» **WHAT TO PRODUCE**:
Leave out the pictures and reproduce all of the data exactly.

--

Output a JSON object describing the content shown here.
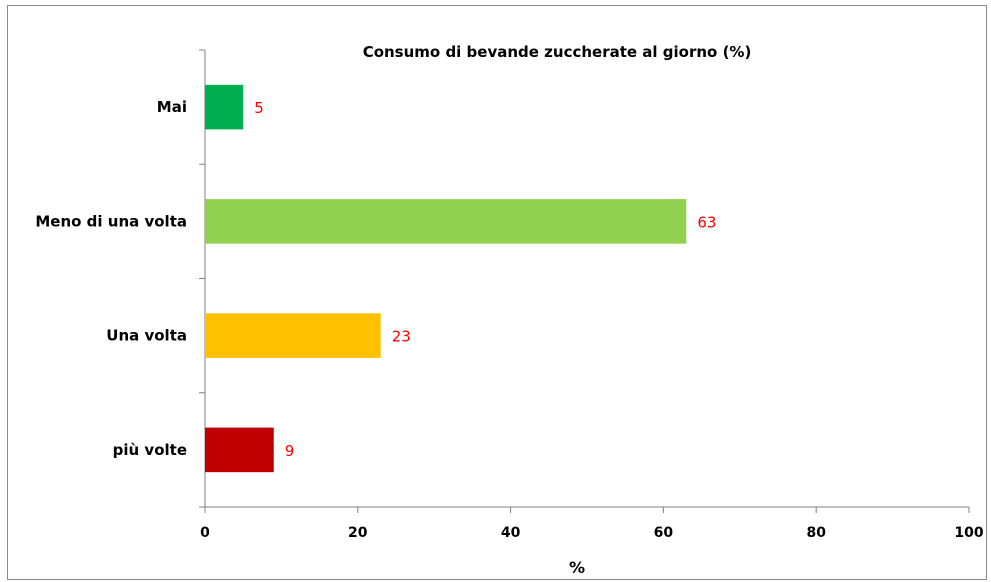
{
  "chart_data": {
    "type": "bar",
    "orientation": "horizontal",
    "title": "Consumo di bevande zuccherate al giorno (%)",
    "xlabel": "%",
    "ylabel": "",
    "categories": [
      "Mai",
      "Meno di una volta",
      "Una volta",
      "più volte"
    ],
    "values": [
      5,
      63,
      23,
      9
    ],
    "colors": [
      "#00b050",
      "#92d050",
      "#ffc000",
      "#c00000"
    ],
    "data_label_color": "#ff0000",
    "xlim": [
      0,
      100
    ],
    "xticks": [
      "0",
      "20",
      "40",
      "60",
      "80",
      "100"
    ],
    "grid": false,
    "legend": "none"
  }
}
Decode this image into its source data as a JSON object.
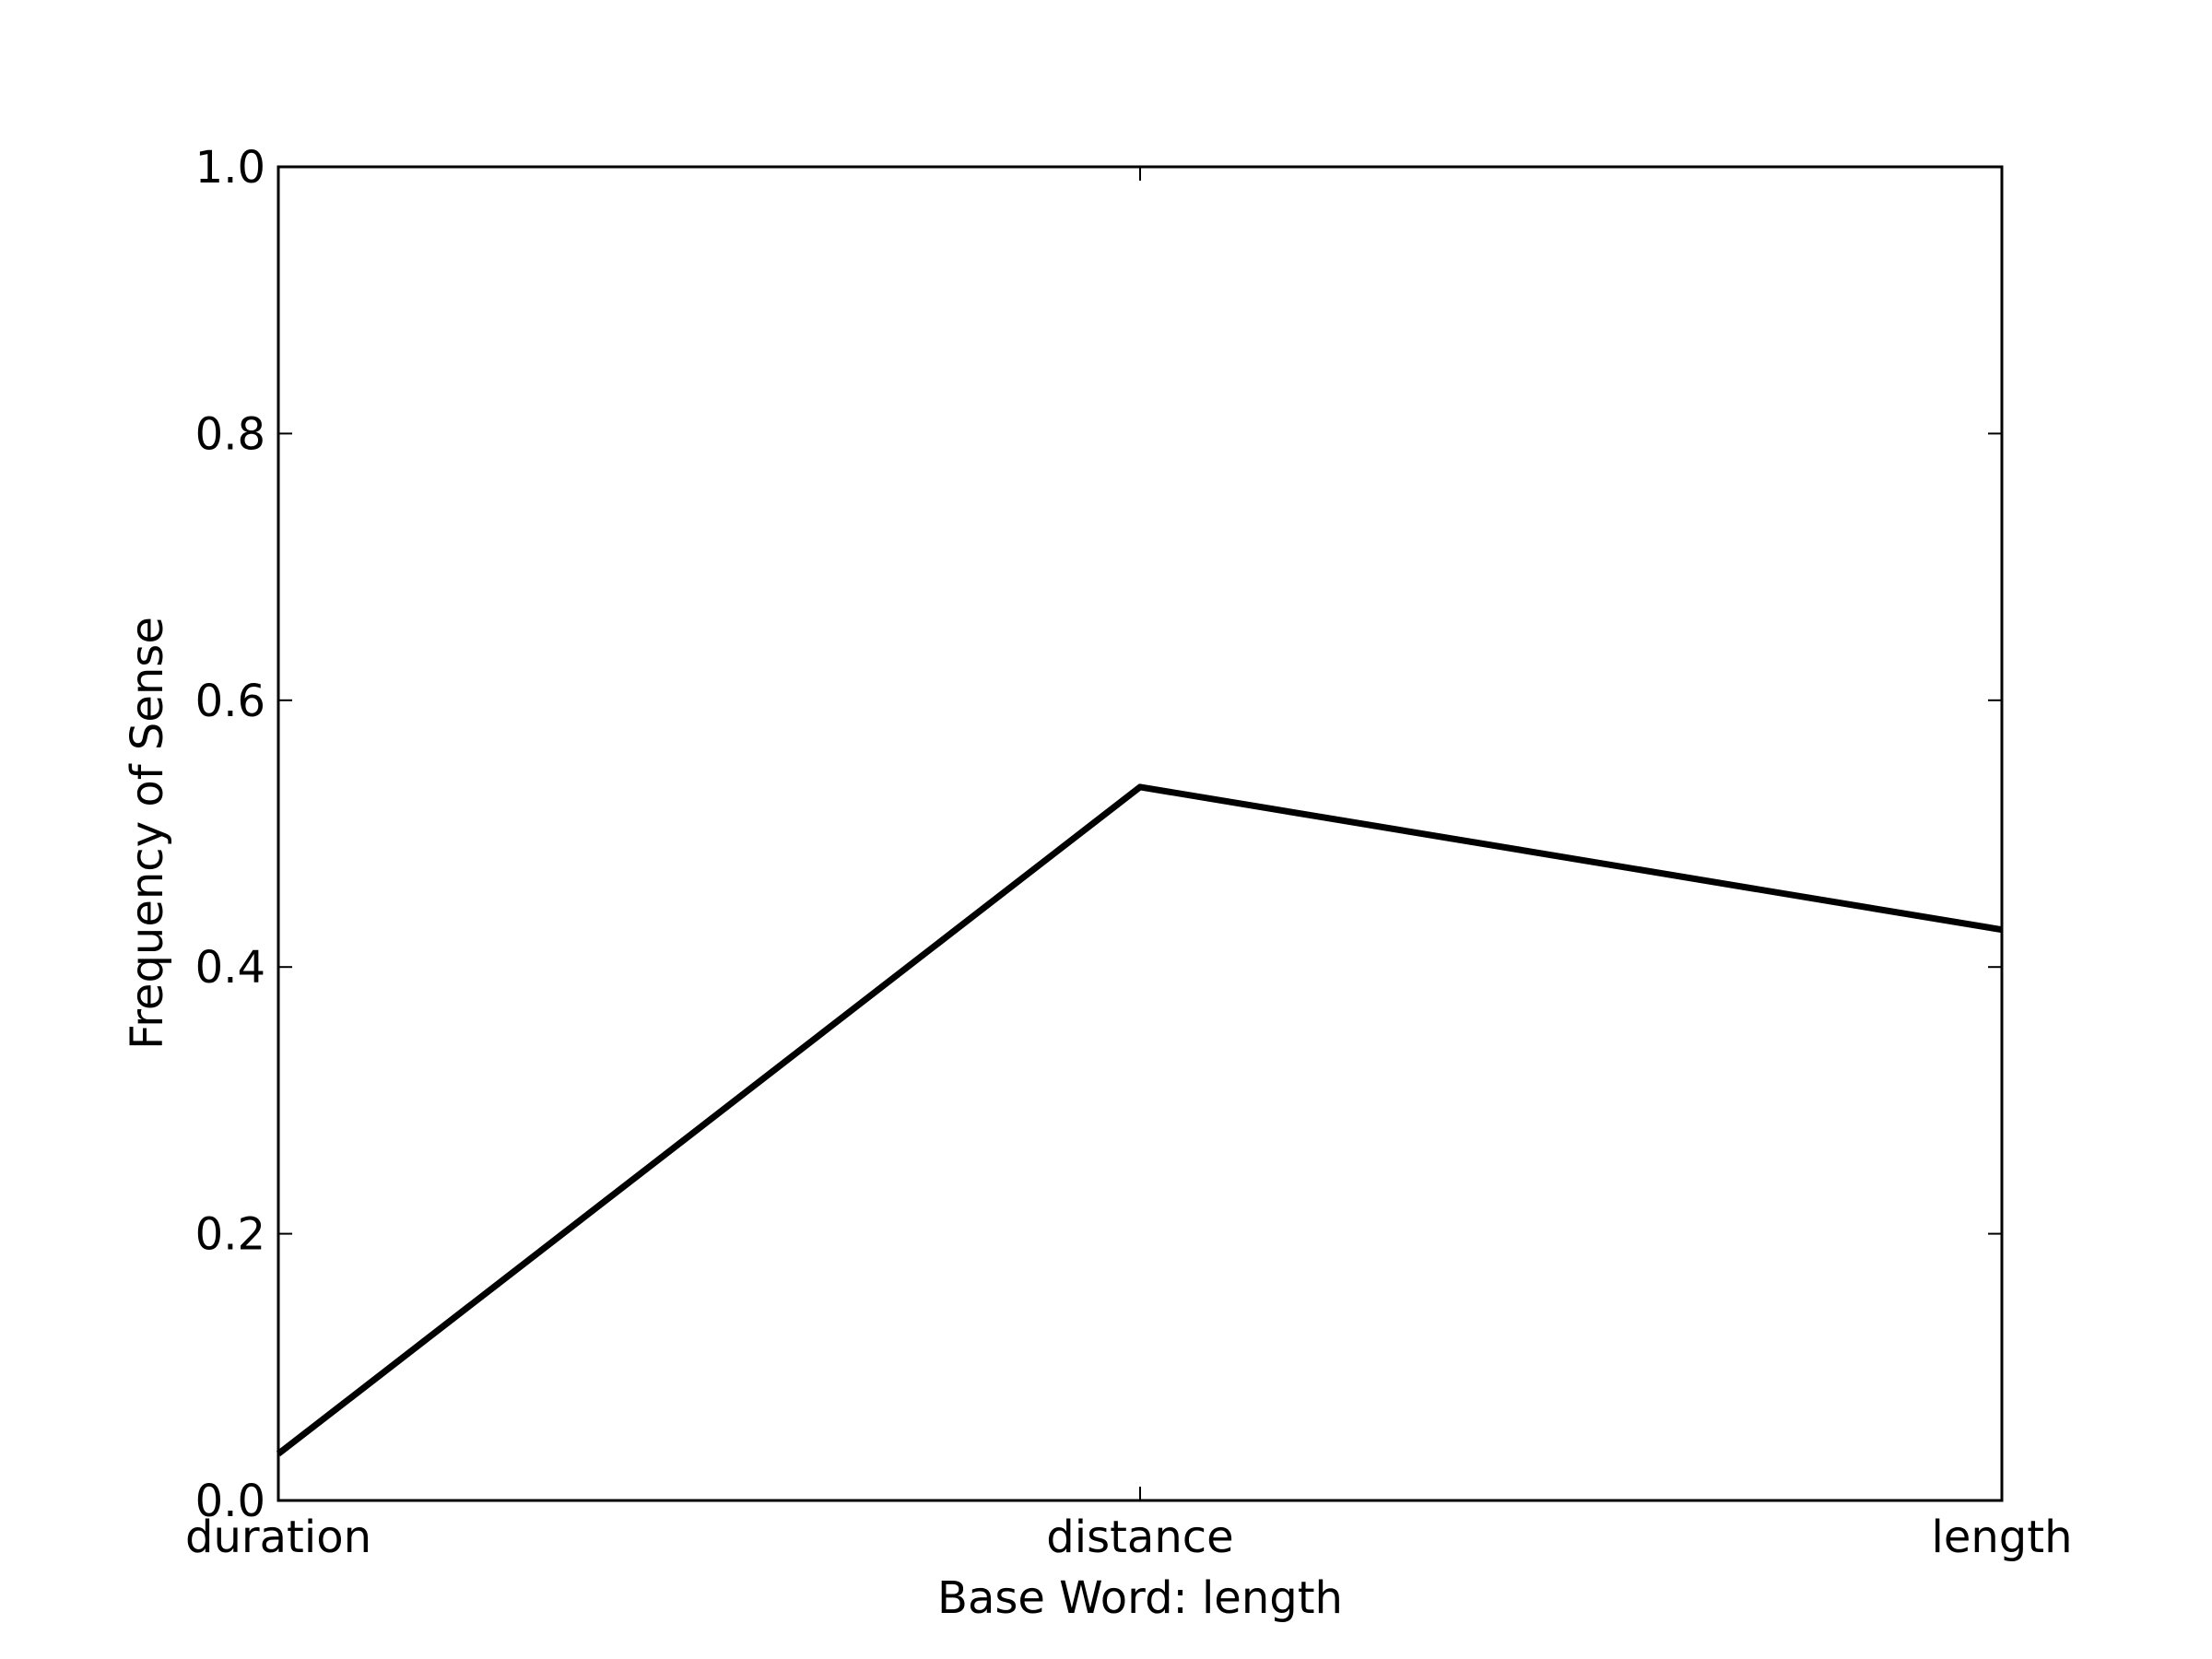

--

» **RESPONSE**:
Output a JSON object describing the content shown here.
{
  "chart_data": {
    "type": "bar",
    "orientation": "horizontal",
    "title": "Consumo di bevande zuccherate al giorno (%)",
    "xlabel": "%",
    "ylabel": "",
    "categories": [
      "Mai",
      "Meno di una volta",
      "Una volta",
      "più volte"
    ],
    "values": [
      5,
      63,
      23,
      9
    ],
    "colors": [
      "#00b050",
      "#92d050",
      "#ffc000",
      "#c00000"
    ],
    "data_label_color": "#ff0000",
    "xlim": [
      0,
      100
    ],
    "xticks": [
      "0",
      "20",
      "40",
      "60",
      "80",
      "100"
    ],
    "grid": false,
    "legend": "none"
  }
}
Decode this image into its source data as a JSON object.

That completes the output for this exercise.